TASK. Print each entry verbatim.

[Dataset rows about figures]

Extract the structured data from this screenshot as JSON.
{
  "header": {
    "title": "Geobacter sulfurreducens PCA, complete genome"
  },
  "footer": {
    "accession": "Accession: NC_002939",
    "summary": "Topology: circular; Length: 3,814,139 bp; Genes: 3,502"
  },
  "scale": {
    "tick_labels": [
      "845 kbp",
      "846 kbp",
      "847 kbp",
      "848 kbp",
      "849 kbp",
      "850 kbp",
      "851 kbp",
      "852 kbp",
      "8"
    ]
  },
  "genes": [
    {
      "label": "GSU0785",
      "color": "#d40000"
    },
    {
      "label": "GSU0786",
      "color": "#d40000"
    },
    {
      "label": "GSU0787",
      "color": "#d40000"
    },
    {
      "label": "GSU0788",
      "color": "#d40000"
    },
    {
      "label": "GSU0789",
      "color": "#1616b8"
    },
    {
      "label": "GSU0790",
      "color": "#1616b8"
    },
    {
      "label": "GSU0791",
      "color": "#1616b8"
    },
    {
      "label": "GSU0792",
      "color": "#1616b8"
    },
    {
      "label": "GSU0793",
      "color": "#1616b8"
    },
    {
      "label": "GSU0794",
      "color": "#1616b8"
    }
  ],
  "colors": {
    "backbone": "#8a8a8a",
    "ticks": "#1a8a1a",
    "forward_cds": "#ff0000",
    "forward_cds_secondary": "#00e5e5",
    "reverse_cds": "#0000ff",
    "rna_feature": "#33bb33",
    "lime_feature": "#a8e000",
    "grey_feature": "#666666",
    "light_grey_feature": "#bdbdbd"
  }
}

OUTPUT BELOW.
Extract the structured data from this screenshot as JSON.
{
  "header": {
    "title": "Geobacter sulfurreducens PCA, complete genome"
  },
  "footer": {
    "accession": "Accession: NC_002939",
    "summary": "Topology: circular; Length: 3,814,139 bp; Genes: 3,502"
  },
  "scale": {
    "tick_labels": [
      "845 kbp",
      "846 kbp",
      "847 kbp",
      "848 kbp",
      "849 kbp",
      "850 kbp",
      "851 kbp",
      "852 kbp",
      "8"
    ]
  },
  "genes": [
    {
      "label": "GSU0785",
      "color": "#d40000"
    },
    {
      "label": "GSU0786",
      "color": "#d40000"
    },
    {
      "label": "GSU0787",
      "color": "#d40000"
    },
    {
      "label": "GSU0788",
      "color": "#d40000"
    },
    {
      "label": "GSU0789",
      "color": "#1616b8"
    },
    {
      "label": "GSU0790",
      "color": "#1616b8"
    },
    {
      "label": "GSU0791",
      "color": "#1616b8"
    },
    {
      "label": "GSU0792",
      "color": "#1616b8"
    },
    {
      "label": "GSU0793",
      "color": "#1616b8"
    },
    {
      "label": "GSU0794",
      "color": "#1616b8"
    }
  ],
  "colors": {
    "backbone": "#8a8a8a",
    "ticks": "#1a8a1a",
    "forward_cds": "#ff0000",
    "forward_cds_secondary": "#00e5e5",
    "reverse_cds": "#0000ff",
    "rna_feature": "#33bb33",
    "lime_feature": "#a8e000",
    "grey_feature": "#666666",
    "light_grey_feature": "#bdbdbd"
  }
}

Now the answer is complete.